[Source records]
★ ★ ★ ★
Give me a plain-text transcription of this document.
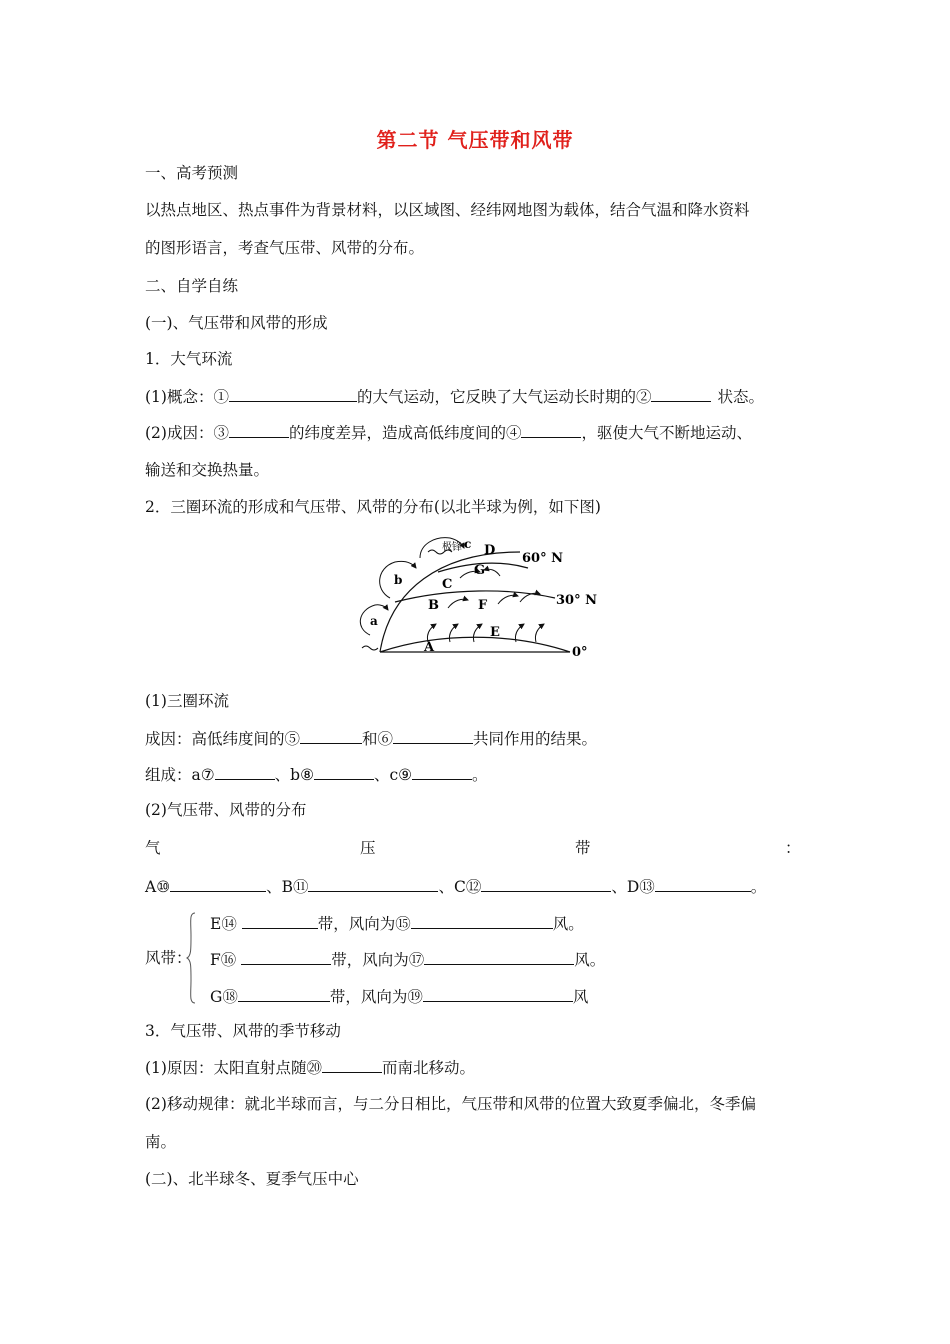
第二节 气压带和风带
一、高考预测
以热点地区、热点事件为背景材料，以区域图、经纬网地图为载体，结合气温和降水资料
的图形语言，考查气压带、风带的分布。
二、自学自练
(一)、气压带和风带的形成
1．大气环流
(1)概念：①	的大气运动，它反映了大气运动长时期的②	状态。
(2)成因：③	的纬度差异，造成高低纬度间的④	，驱使大气不断地运动、
输送和交换热量。
2．三圈环流的形成和气压带、风带的分布(以北半球为例，如下图)
D
G
C
B	F
E
A
a
b
c
极锋
60° N
30° N
0°
(1)三圈环流
成因：高低纬度间的⑤	和⑥	共同作用的结果。
组成：a⑦	、b⑧	、c⑨	。
(2)气压带、风带的分布
气	压	带	：
A⑩	、B⑪	、C⑫	、D⑬	。
风带：
E⑭	带，风向为⑮	风。
F⑯	带，风向为⑰	风。
G⑱	带，风向为⑲	风
3．气压带、风带的季节移动
(1)原因：太阳直射点随⑳	而南北移动。
(2)移动规律：就北半球而言，与二分日相比，气压带和风带的位置大致夏季偏北，冬季偏
南。
(二)、北半球冬、夏季气压中心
★ ★ ★ ★
Output each line exactly; omit every picture.

ANSWER FOR THE TASK:
Give me a plain-text transcription of this document.
第二节 气压带和风带
一、高考预测
以热点地区、热点事件为背景材料，以区域图、经纬网地图为载体，结合气温和降水资料
的图形语言，考查气压带、风带的分布。
二、自学自练
(一)、气压带和风带的形成
1．大气环流
(1)概念：①	的大气运动，它反映了大气运动长时期的②	状态。
(2)成因：③	的纬度差异，造成高低纬度间的④	，驱使大气不断地运动、
输送和交换热量。
2．三圈环流的形成和气压带、风带的分布(以北半球为例，如下图)
D
G
C
B	F
E
A
a
b
c
极锋
60° N
30° N
0°
(1)三圈环流
成因：高低纬度间的⑤	和⑥	共同作用的结果。
组成：a⑦	、b⑧	、c⑨	。
(2)气压带、风带的分布
气	压	带	：
A⑩	、B⑪	、C⑫	、D⑬	。
风带：
E⑭	带，风向为⑮	风。
F⑯	带，风向为⑰	风。
G⑱	带，风向为⑲	风
3．气压带、风带的季节移动
(1)原因：太阳直射点随⑳	而南北移动。
(2)移动规律：就北半球而言，与二分日相比，气压带和风带的位置大致夏季偏北，冬季偏
南。
(二)、北半球冬、夏季气压中心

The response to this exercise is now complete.